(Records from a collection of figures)
◇ ◇ ◇ ◇ ◇
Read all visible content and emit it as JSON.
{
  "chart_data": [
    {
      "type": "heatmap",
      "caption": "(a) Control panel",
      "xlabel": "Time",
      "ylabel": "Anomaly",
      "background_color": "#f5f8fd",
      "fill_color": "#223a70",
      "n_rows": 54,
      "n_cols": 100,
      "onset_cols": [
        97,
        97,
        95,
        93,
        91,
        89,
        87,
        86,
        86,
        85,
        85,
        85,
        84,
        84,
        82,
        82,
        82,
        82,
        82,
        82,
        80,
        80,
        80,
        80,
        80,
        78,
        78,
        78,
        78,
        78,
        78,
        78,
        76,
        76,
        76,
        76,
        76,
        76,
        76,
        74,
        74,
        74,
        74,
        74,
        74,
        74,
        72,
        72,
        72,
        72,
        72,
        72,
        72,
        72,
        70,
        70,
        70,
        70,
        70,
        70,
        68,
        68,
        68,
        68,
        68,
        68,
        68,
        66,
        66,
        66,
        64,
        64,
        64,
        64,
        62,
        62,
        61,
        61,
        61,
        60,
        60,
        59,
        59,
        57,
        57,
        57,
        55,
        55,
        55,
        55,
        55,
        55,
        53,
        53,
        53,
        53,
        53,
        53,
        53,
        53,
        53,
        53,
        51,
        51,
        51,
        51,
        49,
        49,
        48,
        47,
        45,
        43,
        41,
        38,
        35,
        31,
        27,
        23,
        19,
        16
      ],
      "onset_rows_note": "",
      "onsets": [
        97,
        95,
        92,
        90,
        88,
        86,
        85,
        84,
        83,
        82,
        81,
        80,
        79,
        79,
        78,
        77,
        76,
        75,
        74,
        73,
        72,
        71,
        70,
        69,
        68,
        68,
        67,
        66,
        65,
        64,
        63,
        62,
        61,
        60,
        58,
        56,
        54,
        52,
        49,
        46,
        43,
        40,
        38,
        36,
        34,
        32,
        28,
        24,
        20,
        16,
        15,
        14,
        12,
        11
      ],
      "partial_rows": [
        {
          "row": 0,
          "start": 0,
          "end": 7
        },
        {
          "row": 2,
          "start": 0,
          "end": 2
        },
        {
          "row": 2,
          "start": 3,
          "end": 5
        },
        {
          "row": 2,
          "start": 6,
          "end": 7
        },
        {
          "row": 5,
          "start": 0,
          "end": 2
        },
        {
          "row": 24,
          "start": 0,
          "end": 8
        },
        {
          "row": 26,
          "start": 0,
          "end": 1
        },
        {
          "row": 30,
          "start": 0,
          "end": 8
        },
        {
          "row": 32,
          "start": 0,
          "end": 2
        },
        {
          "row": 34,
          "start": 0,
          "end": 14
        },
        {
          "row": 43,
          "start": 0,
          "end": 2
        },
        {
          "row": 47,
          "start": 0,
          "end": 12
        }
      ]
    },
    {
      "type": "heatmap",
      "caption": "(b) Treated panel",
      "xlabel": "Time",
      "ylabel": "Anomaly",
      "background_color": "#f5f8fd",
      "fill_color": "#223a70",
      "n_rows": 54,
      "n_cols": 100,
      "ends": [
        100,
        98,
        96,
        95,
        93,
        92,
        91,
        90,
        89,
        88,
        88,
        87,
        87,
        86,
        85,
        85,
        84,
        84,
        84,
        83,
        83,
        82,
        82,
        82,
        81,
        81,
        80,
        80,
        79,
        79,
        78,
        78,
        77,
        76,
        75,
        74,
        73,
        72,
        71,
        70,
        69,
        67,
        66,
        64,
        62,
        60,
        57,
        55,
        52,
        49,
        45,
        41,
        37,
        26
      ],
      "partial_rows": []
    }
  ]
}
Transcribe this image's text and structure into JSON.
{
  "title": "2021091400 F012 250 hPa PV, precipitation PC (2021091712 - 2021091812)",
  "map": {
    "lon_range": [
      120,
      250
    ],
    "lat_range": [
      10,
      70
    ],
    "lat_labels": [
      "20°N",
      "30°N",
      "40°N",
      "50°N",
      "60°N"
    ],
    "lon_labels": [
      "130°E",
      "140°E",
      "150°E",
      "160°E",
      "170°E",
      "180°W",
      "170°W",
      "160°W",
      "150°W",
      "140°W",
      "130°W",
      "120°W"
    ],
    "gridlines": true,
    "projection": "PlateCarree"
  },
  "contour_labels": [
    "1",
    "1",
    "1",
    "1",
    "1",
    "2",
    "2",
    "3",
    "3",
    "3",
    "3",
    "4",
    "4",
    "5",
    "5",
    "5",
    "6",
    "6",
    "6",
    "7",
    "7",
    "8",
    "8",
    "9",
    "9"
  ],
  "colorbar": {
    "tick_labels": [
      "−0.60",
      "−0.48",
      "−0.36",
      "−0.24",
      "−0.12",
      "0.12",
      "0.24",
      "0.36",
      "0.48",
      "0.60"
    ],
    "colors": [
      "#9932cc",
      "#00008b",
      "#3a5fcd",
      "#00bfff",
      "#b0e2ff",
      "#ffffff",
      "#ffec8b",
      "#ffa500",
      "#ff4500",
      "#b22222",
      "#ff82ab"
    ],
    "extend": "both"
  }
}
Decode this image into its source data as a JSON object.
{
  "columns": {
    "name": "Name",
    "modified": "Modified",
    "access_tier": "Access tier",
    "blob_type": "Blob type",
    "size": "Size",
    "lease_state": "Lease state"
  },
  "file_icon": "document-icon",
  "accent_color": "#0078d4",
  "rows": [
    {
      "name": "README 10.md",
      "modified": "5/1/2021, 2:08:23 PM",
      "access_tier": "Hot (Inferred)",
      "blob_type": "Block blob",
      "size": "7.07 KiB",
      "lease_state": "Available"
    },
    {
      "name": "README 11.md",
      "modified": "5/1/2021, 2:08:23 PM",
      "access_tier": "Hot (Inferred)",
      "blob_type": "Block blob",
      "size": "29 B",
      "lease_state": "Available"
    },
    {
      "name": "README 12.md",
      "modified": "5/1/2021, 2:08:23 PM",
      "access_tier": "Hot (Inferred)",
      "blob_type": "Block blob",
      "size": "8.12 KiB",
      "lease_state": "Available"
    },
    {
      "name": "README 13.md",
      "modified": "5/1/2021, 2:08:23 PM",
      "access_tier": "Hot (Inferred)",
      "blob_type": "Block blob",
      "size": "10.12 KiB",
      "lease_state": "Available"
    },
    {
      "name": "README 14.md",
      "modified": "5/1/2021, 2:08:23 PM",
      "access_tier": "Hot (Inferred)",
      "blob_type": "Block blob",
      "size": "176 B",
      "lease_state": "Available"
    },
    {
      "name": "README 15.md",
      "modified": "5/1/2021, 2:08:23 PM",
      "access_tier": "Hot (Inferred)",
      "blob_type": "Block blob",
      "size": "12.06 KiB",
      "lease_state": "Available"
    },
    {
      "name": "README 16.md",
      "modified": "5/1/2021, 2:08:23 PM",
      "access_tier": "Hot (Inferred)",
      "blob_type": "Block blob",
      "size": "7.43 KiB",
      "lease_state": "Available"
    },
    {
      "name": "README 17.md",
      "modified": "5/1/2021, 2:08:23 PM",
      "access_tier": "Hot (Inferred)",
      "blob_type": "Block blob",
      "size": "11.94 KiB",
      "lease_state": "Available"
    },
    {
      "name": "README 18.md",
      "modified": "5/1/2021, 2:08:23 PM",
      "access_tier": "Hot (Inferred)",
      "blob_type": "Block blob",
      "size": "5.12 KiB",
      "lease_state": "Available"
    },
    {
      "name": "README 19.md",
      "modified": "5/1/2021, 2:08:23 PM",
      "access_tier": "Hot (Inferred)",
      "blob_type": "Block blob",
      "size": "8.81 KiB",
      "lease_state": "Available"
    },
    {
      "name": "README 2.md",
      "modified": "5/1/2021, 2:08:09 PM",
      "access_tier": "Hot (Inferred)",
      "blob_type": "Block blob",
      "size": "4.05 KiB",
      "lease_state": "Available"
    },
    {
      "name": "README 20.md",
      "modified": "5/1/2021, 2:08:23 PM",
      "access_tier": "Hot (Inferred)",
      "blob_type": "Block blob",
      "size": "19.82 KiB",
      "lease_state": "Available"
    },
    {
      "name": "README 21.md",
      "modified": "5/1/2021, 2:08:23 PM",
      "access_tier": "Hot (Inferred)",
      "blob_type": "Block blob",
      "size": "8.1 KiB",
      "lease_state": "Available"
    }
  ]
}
◇ ◇ ◇ ◇ ◇
What is being asked.
Within the entries above, how many lines contain "this"? Respond with the number only.

Response.
2